BEGIN Data supplied

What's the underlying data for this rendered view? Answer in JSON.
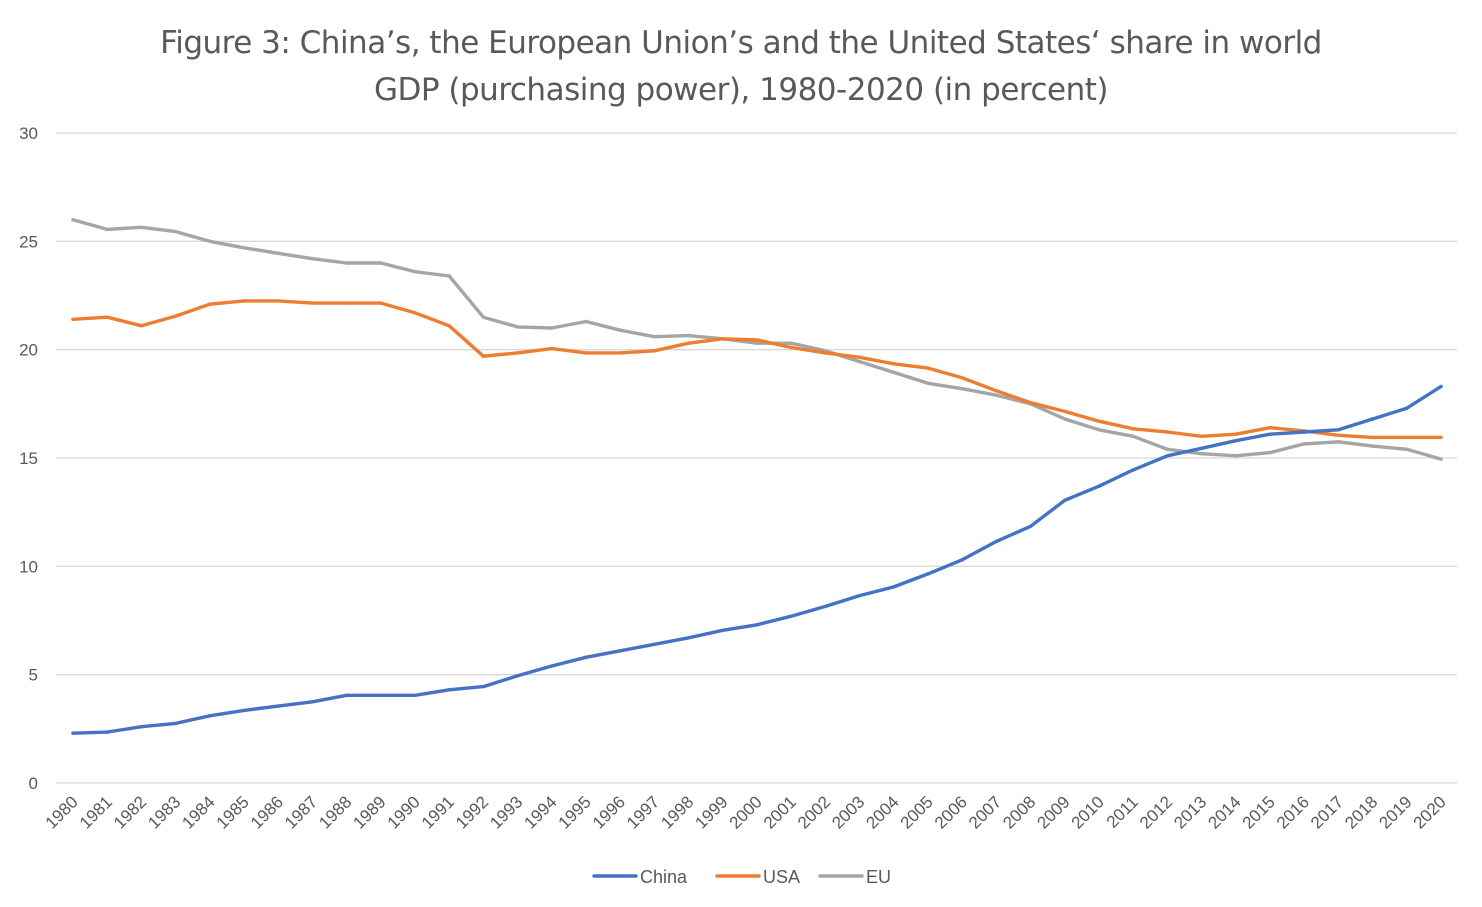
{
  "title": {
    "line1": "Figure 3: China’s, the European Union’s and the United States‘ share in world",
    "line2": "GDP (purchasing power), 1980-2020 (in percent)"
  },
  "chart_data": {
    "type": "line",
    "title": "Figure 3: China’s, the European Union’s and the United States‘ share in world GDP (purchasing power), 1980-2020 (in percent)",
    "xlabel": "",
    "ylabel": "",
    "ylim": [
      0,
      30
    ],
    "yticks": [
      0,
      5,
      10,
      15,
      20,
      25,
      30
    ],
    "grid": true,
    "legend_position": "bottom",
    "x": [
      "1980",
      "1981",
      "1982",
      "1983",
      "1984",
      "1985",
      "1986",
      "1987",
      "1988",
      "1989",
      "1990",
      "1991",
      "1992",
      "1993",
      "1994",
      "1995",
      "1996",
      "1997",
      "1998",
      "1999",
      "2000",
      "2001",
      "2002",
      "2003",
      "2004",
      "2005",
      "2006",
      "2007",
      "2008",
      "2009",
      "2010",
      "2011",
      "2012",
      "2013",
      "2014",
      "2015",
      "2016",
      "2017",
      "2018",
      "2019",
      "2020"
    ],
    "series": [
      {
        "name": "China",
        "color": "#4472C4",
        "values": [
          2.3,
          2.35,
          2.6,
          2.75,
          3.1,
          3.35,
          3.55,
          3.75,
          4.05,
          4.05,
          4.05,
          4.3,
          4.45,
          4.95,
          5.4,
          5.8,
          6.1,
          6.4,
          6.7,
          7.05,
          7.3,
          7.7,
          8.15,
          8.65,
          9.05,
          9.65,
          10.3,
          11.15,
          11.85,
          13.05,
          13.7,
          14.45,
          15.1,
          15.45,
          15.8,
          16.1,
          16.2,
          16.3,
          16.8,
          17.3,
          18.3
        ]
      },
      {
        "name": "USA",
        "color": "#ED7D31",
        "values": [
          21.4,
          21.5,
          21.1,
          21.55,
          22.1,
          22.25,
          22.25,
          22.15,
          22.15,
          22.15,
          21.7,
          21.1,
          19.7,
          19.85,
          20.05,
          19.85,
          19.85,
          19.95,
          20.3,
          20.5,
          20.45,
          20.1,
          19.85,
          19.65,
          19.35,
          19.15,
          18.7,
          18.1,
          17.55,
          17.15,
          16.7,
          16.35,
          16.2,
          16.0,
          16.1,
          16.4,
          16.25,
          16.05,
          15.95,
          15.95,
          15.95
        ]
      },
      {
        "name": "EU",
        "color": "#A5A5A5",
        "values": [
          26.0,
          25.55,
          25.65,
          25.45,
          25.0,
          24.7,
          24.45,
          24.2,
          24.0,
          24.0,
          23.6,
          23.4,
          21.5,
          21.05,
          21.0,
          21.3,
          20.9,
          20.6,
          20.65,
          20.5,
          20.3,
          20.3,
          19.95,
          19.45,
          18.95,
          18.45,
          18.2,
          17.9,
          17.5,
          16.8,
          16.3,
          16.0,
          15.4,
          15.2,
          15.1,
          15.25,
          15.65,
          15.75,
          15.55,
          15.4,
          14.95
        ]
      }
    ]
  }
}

END Data supplied

The answer is the number of lines in the preceding material that hold "color"; write that number and nothing else.

3